───── EXERCISE MATERIAL ─────

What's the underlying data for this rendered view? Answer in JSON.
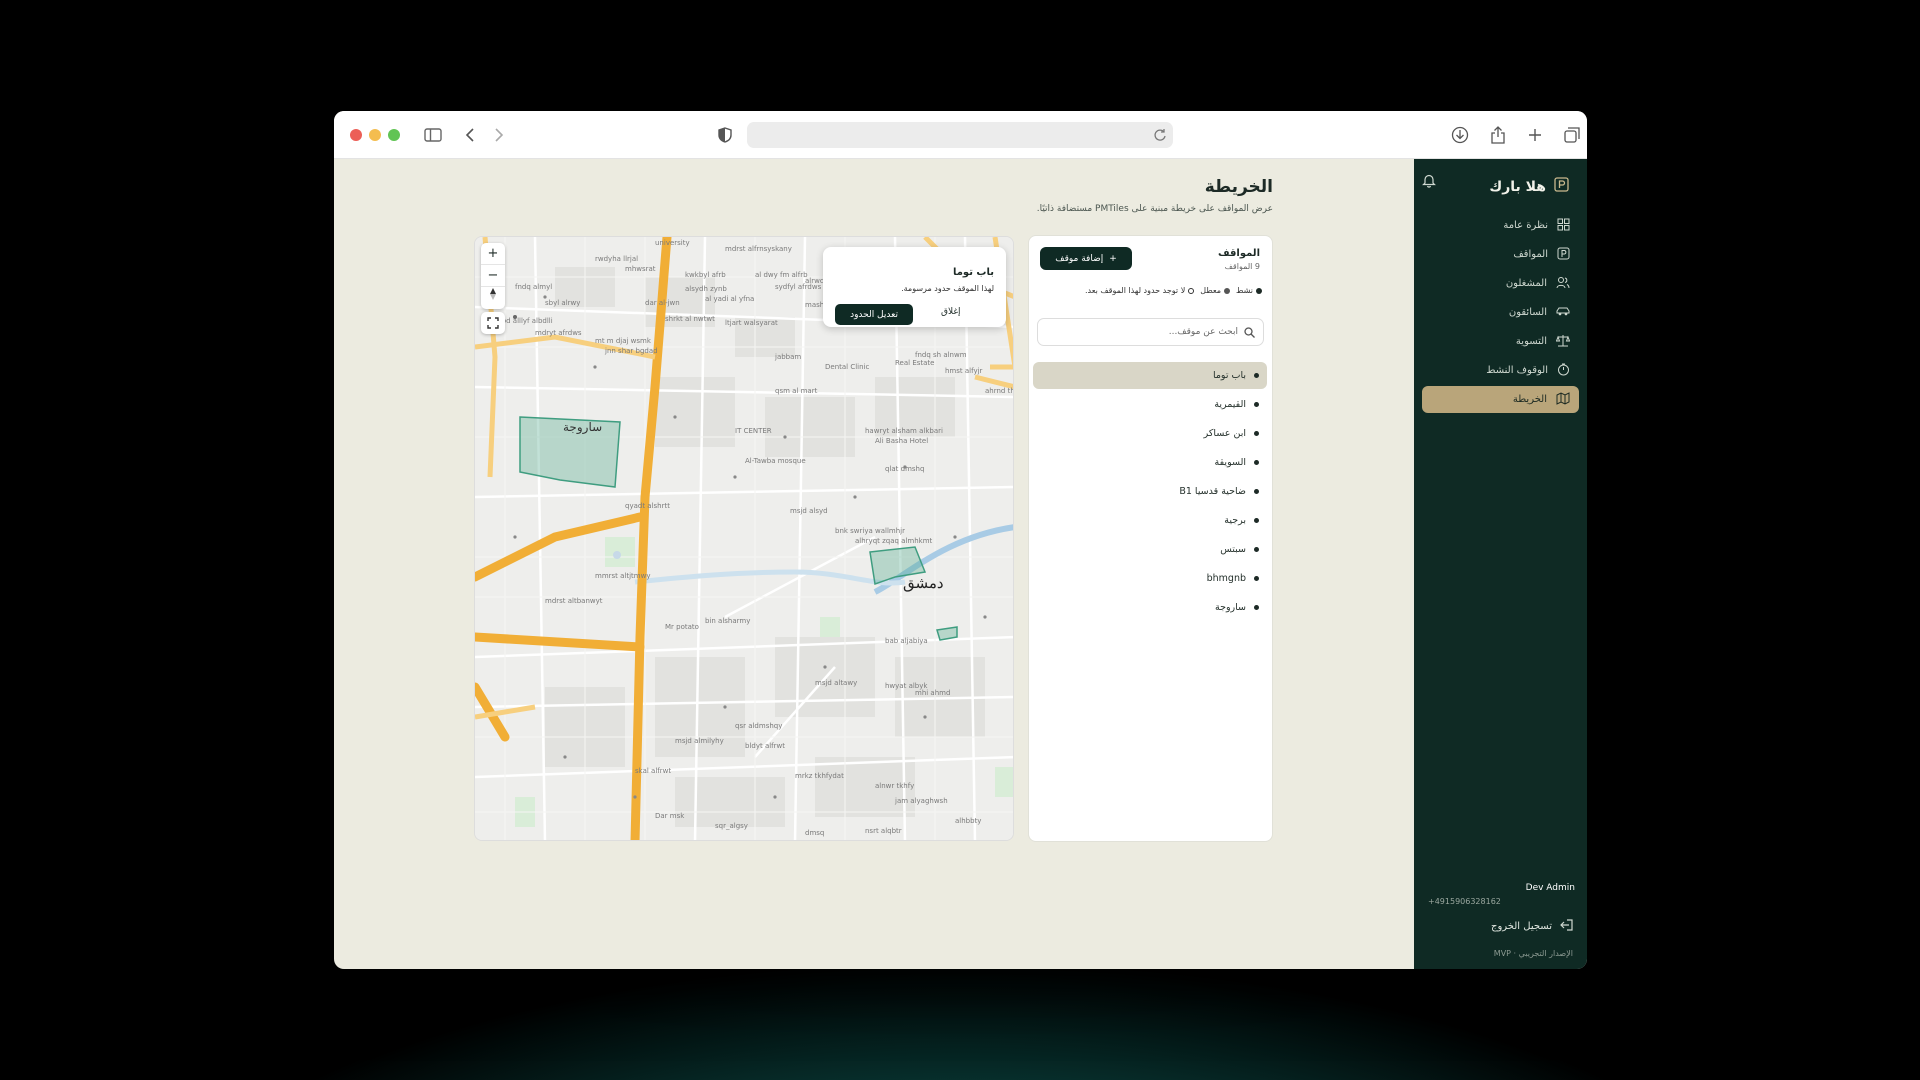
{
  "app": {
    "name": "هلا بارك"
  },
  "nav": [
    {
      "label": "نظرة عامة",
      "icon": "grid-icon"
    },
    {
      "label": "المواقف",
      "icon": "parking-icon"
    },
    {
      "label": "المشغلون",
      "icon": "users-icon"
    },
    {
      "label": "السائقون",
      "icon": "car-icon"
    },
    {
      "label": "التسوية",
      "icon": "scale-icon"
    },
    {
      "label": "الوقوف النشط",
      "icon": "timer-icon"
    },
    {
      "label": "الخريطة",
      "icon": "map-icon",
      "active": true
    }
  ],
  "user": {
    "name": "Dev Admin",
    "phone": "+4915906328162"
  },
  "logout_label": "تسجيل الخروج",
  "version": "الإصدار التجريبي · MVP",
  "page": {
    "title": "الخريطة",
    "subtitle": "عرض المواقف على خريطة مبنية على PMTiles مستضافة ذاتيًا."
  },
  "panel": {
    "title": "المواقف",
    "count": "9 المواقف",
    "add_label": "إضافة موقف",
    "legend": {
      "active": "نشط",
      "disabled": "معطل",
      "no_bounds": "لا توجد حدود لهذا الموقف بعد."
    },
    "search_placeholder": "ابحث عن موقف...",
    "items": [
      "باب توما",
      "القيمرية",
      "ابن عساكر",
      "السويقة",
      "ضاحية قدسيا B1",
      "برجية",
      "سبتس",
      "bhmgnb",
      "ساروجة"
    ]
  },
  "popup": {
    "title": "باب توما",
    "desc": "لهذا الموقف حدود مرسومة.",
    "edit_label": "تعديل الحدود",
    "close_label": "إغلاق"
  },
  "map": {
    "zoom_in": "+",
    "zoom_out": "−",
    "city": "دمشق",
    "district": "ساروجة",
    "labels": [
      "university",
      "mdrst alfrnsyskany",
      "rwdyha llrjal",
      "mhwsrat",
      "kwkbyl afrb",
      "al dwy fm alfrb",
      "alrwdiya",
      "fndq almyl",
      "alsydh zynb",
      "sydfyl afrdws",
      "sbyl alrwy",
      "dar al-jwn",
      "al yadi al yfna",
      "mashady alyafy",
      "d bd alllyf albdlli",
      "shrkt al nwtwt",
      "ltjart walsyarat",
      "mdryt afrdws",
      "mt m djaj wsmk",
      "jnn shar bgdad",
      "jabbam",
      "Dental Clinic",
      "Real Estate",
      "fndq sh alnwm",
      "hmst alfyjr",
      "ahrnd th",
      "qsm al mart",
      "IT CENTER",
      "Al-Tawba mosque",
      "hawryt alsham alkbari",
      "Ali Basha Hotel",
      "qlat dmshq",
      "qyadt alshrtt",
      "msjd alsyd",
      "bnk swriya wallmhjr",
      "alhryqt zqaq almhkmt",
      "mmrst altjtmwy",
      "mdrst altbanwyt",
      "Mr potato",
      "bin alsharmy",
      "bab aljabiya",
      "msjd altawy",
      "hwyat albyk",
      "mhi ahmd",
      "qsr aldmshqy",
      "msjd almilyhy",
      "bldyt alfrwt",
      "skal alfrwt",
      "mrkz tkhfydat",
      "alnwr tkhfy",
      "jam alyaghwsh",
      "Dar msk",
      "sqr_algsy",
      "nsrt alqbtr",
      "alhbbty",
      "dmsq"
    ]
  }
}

─────

WORK TO COMPLETE: From the entries, copy out each line containing the word "msjd".

EXPECTED ANSWER:
      "msjd alsyd",
      "msjd altawy",
      "msjd almilyhy",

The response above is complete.